TASK MATERIAL:
▼▼▼
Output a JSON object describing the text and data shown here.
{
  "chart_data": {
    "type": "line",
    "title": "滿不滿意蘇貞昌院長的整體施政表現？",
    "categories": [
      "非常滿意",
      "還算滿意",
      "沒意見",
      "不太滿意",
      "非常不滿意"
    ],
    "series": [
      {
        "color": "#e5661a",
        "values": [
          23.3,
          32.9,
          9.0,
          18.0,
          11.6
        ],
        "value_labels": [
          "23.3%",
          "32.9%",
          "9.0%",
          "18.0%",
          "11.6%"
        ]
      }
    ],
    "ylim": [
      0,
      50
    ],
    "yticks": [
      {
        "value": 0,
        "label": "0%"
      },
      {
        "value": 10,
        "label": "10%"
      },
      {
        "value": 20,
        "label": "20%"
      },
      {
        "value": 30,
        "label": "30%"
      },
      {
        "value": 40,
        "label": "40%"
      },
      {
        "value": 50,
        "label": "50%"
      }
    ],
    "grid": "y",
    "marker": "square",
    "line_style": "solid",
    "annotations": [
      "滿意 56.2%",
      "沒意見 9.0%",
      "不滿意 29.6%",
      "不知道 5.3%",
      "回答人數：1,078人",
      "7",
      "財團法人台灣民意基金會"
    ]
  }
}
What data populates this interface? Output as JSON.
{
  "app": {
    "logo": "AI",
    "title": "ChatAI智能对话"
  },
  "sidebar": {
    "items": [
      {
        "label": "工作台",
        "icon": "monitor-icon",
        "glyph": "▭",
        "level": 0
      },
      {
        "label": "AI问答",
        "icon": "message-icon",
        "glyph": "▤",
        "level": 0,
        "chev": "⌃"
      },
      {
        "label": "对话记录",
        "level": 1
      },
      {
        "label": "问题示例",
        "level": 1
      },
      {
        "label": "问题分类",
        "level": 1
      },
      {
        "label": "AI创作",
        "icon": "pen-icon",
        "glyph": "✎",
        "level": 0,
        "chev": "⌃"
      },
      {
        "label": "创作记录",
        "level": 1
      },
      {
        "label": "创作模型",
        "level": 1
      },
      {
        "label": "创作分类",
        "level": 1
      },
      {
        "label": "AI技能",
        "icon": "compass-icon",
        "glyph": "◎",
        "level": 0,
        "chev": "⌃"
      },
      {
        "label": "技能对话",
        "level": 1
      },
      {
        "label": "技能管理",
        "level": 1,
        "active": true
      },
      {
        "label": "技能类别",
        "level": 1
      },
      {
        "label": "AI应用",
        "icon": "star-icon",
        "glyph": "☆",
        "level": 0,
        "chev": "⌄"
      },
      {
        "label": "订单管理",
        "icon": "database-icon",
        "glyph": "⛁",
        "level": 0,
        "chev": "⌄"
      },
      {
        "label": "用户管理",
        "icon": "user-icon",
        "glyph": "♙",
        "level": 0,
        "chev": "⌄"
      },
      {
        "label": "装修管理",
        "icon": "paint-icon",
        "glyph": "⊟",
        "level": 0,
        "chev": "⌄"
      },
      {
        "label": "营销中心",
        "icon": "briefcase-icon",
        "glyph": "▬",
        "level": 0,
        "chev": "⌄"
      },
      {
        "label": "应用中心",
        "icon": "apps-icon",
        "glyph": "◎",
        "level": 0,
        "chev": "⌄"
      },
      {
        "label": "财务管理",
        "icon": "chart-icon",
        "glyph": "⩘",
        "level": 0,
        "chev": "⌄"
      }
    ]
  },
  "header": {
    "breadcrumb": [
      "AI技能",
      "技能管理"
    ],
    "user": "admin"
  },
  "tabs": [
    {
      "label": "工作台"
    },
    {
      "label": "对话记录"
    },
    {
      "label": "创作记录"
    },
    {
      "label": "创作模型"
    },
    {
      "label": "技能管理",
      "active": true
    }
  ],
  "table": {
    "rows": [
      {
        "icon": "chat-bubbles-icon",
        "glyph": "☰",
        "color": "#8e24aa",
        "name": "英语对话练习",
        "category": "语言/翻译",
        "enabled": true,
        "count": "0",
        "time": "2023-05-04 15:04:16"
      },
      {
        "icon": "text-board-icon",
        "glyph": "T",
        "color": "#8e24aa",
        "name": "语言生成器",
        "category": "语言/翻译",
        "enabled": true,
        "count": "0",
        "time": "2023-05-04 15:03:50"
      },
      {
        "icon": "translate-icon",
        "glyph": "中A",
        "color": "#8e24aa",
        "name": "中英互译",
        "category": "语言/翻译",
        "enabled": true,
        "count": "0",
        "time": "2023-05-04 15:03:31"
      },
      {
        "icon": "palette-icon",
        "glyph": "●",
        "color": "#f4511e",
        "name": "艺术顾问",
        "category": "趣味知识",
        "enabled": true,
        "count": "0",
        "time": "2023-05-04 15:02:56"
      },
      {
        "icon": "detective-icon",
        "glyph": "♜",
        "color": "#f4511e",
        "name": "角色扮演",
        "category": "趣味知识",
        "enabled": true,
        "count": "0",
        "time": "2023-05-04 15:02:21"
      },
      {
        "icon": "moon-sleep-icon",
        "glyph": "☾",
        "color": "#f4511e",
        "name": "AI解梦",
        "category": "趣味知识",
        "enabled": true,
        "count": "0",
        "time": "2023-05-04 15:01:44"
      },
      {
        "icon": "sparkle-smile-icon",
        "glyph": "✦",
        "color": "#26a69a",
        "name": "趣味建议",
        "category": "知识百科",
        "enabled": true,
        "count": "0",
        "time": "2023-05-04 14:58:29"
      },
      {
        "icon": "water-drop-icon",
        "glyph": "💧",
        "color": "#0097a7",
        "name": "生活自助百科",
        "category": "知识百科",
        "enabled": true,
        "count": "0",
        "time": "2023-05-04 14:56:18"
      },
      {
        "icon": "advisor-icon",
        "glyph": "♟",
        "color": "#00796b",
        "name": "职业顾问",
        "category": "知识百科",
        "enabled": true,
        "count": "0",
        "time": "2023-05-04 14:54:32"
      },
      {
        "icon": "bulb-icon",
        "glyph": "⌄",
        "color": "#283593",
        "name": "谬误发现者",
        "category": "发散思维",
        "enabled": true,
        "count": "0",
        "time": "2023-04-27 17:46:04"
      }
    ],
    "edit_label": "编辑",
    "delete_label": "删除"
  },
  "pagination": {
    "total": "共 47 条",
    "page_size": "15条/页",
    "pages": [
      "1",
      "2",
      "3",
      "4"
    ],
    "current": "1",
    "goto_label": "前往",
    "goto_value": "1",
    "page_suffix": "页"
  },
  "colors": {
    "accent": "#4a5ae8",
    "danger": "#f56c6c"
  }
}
▲▲▲
TO DO: Say how many lines in the listing above include "text". Give nothing but the number.

WRITTEN RESPONSE: 2